[AIM] Reproduce each record below exactly as written.

[SUPPLIED RECORDS]
###

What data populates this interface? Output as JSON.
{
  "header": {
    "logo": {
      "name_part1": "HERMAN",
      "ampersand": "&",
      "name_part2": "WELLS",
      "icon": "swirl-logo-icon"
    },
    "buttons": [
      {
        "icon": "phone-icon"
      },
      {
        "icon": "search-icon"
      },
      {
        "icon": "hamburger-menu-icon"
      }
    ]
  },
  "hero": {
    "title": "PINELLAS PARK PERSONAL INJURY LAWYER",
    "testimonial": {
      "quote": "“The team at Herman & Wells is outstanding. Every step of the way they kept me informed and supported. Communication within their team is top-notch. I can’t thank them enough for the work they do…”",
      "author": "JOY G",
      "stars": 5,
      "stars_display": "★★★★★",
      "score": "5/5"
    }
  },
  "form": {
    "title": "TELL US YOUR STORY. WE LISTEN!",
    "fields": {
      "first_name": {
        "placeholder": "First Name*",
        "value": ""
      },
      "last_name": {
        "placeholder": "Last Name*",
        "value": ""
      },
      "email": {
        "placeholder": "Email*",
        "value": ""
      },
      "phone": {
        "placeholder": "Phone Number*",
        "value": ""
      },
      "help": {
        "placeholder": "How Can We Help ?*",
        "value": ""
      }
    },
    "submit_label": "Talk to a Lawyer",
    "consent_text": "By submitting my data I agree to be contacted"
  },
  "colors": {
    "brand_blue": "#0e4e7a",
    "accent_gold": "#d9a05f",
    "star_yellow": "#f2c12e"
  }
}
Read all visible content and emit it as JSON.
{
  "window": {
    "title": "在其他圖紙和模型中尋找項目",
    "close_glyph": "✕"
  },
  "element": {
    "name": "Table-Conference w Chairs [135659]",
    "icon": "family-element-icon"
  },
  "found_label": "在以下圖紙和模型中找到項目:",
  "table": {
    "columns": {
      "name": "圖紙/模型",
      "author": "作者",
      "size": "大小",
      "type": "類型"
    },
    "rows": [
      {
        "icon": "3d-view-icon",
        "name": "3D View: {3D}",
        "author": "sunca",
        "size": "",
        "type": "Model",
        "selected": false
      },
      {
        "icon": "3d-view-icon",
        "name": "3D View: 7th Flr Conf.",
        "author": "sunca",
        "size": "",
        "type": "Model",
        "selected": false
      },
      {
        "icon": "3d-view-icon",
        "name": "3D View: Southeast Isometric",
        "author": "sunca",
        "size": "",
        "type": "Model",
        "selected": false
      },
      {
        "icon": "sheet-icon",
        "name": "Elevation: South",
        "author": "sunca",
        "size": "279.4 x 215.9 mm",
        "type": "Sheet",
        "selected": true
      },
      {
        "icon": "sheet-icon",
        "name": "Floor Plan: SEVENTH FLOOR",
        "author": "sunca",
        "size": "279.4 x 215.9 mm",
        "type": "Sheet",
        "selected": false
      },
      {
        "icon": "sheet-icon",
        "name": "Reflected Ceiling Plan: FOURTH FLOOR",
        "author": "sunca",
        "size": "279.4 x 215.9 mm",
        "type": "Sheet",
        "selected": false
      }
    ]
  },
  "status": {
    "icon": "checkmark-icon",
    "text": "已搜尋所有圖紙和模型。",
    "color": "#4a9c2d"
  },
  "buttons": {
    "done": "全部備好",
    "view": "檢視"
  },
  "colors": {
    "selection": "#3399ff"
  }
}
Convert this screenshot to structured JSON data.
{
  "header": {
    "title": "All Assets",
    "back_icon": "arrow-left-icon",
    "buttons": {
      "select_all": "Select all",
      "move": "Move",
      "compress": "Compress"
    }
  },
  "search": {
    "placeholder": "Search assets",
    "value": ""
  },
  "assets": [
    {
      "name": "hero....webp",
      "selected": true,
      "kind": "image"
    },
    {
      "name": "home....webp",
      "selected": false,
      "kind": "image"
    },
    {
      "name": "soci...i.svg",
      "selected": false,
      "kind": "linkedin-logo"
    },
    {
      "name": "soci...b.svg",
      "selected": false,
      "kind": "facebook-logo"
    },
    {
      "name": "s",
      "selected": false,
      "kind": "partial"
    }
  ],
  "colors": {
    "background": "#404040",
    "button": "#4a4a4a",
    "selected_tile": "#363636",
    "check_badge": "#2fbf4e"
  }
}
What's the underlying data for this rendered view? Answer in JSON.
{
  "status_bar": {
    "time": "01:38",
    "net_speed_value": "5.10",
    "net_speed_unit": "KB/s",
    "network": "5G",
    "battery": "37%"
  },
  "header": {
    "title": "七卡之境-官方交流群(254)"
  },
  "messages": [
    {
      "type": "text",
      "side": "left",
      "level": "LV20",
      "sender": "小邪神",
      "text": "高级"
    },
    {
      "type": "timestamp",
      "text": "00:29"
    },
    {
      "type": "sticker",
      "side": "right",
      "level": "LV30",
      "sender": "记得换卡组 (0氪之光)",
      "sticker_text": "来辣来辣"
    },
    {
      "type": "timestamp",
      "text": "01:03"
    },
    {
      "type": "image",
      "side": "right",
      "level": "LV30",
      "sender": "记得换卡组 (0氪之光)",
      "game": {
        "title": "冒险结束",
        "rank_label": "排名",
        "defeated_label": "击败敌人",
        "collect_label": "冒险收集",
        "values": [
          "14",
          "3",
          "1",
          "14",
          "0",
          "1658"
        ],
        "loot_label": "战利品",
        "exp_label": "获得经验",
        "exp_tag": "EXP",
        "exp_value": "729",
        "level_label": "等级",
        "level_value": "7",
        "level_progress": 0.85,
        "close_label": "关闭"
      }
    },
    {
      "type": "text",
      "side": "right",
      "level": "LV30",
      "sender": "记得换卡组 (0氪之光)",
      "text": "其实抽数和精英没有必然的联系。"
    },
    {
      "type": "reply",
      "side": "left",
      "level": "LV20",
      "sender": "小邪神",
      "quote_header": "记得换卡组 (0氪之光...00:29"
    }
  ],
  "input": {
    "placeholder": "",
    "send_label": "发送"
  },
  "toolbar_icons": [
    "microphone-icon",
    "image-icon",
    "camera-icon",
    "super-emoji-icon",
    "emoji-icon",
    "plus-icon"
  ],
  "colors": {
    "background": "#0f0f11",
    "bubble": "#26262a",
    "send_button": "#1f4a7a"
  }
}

###

[OUTPUT BELOW]
What data populates this interface? Output as JSON.
{
  "header": {
    "logo": {
      "name_part1": "HERMAN",
      "ampersand": "&",
      "name_part2": "WELLS",
      "icon": "swirl-logo-icon"
    },
    "buttons": [
      {
        "icon": "phone-icon"
      },
      {
        "icon": "search-icon"
      },
      {
        "icon": "hamburger-menu-icon"
      }
    ]
  },
  "hero": {
    "title": "PINELLAS PARK PERSONAL INJURY LAWYER",
    "testimonial": {
      "quote": "“The team at Herman & Wells is outstanding. Every step of the way they kept me informed and supported. Communication within their team is top-notch. I can’t thank them enough for the work they do…”",
      "author": "JOY G",
      "stars": 5,
      "stars_display": "★★★★★",
      "score": "5/5"
    }
  },
  "form": {
    "title": "TELL US YOUR STORY. WE LISTEN!",
    "fields": {
      "first_name": {
        "placeholder": "First Name*",
        "value": ""
      },
      "last_name": {
        "placeholder": "Last Name*",
        "value": ""
      },
      "email": {
        "placeholder": "Email*",
        "value": ""
      },
      "phone": {
        "placeholder": "Phone Number*",
        "value": ""
      },
      "help": {
        "placeholder": "How Can We Help ?*",
        "value": ""
      }
    },
    "submit_label": "Talk to a Lawyer",
    "consent_text": "By submitting my data I agree to be contacted"
  },
  "colors": {
    "brand_blue": "#0e4e7a",
    "accent_gold": "#d9a05f",
    "star_yellow": "#f2c12e"
  }
}
Read all visible content and emit it as JSON.
{
  "window": {
    "title": "在其他圖紙和模型中尋找項目",
    "close_glyph": "✕"
  },
  "element": {
    "name": "Table-Conference w Chairs [135659]",
    "icon": "family-element-icon"
  },
  "found_label": "在以下圖紙和模型中找到項目:",
  "table": {
    "columns": {
      "name": "圖紙/模型",
      "author": "作者",
      "size": "大小",
      "type": "類型"
    },
    "rows": [
      {
        "icon": "3d-view-icon",
        "name": "3D View: {3D}",
        "author": "sunca",
        "size": "",
        "type": "Model",
        "selected": false
      },
      {
        "icon": "3d-view-icon",
        "name": "3D View: 7th Flr Conf.",
        "author": "sunca",
        "size": "",
        "type": "Model",
        "selected": false
      },
      {
        "icon": "3d-view-icon",
        "name": "3D View: Southeast Isometric",
        "author": "sunca",
        "size": "",
        "type": "Model",
        "selected": false
      },
      {
        "icon": "sheet-icon",
        "name": "Elevation: South",
        "author": "sunca",
        "size": "279.4 x 215.9 mm",
        "type": "Sheet",
        "selected": true
      },
      {
        "icon": "sheet-icon",
        "name": "Floor Plan: SEVENTH FLOOR",
        "author": "sunca",
        "size": "279.4 x 215.9 mm",
        "type": "Sheet",
        "selected": false
      },
      {
        "icon": "sheet-icon",
        "name": "Reflected Ceiling Plan: FOURTH FLOOR",
        "author": "sunca",
        "size": "279.4 x 215.9 mm",
        "type": "Sheet",
        "selected": false
      }
    ]
  },
  "status": {
    "icon": "checkmark-icon",
    "text": "已搜尋所有圖紙和模型。",
    "color": "#4a9c2d"
  },
  "buttons": {
    "done": "全部備好",
    "view": "檢視"
  },
  "colors": {
    "selection": "#3399ff"
  }
}
Convert this screenshot to structured JSON data.
{
  "header": {
    "title": "All Assets",
    "back_icon": "arrow-left-icon",
    "buttons": {
      "select_all": "Select all",
      "move": "Move",
      "compress": "Compress"
    }
  },
  "search": {
    "placeholder": "Search assets",
    "value": ""
  },
  "assets": [
    {
      "name": "hero....webp",
      "selected": true,
      "kind": "image"
    },
    {
      "name": "home....webp",
      "selected": false,
      "kind": "image"
    },
    {
      "name": "soci...i.svg",
      "selected": false,
      "kind": "linkedin-logo"
    },
    {
      "name": "soci...b.svg",
      "selected": false,
      "kind": "facebook-logo"
    },
    {
      "name": "s",
      "selected": false,
      "kind": "partial"
    }
  ],
  "colors": {
    "background": "#404040",
    "button": "#4a4a4a",
    "selected_tile": "#363636",
    "check_badge": "#2fbf4e"
  }
}
What's the underlying data for this rendered view? Answer in JSON.
{
  "status_bar": {
    "time": "01:38",
    "net_speed_value": "5.10",
    "net_speed_unit": "KB/s",
    "network": "5G",
    "battery": "37%"
  },
  "header": {
    "title": "七卡之境-官方交流群(254)"
  },
  "messages": [
    {
      "type": "text",
      "side": "left",
      "level": "LV20",
      "sender": "小邪神",
      "text": "高级"
    },
    {
      "type": "timestamp",
      "text": "00:29"
    },
    {
      "type": "sticker",
      "side": "right",
      "level": "LV30",
      "sender": "记得换卡组 (0氪之光)",
      "sticker_text": "来辣来辣"
    },
    {
      "type": "timestamp",
      "text": "01:03"
    },
    {
      "type": "image",
      "side": "right",
      "level": "LV30",
      "sender": "记得换卡组 (0氪之光)",
      "game": {
        "title": "冒险结束",
        "rank_label": "排名",
        "defeated_label": "击败敌人",
        "collect_label": "冒险收集",
        "values": [
          "14",
          "3",
          "1",
          "14",
          "0",
          "1658"
        ],
        "loot_label": "战利品",
        "exp_label": "获得经验",
        "exp_tag": "EXP",
        "exp_value": "729",
        "level_label": "等级",
        "level_value": "7",
        "level_progress": 0.85,
        "close_label": "关闭"
      }
    },
    {
      "type": "text",
      "side": "right",
      "level": "LV30",
      "sender": "记得换卡组 (0氪之光)",
      "text": "其实抽数和精英没有必然的联系。"
    },
    {
      "type": "reply",
      "side": "left",
      "level": "LV20",
      "sender": "小邪神",
      "quote_header": "记得换卡组 (0氪之光...00:29"
    }
  ],
  "input": {
    "placeholder": "",
    "send_label": "发送"
  },
  "toolbar_icons": [
    "microphone-icon",
    "image-icon",
    "camera-icon",
    "super-emoji-icon",
    "emoji-icon",
    "plus-icon"
  ],
  "colors": {
    "background": "#0f0f11",
    "bubble": "#26262a",
    "send_button": "#1f4a7a"
  }
}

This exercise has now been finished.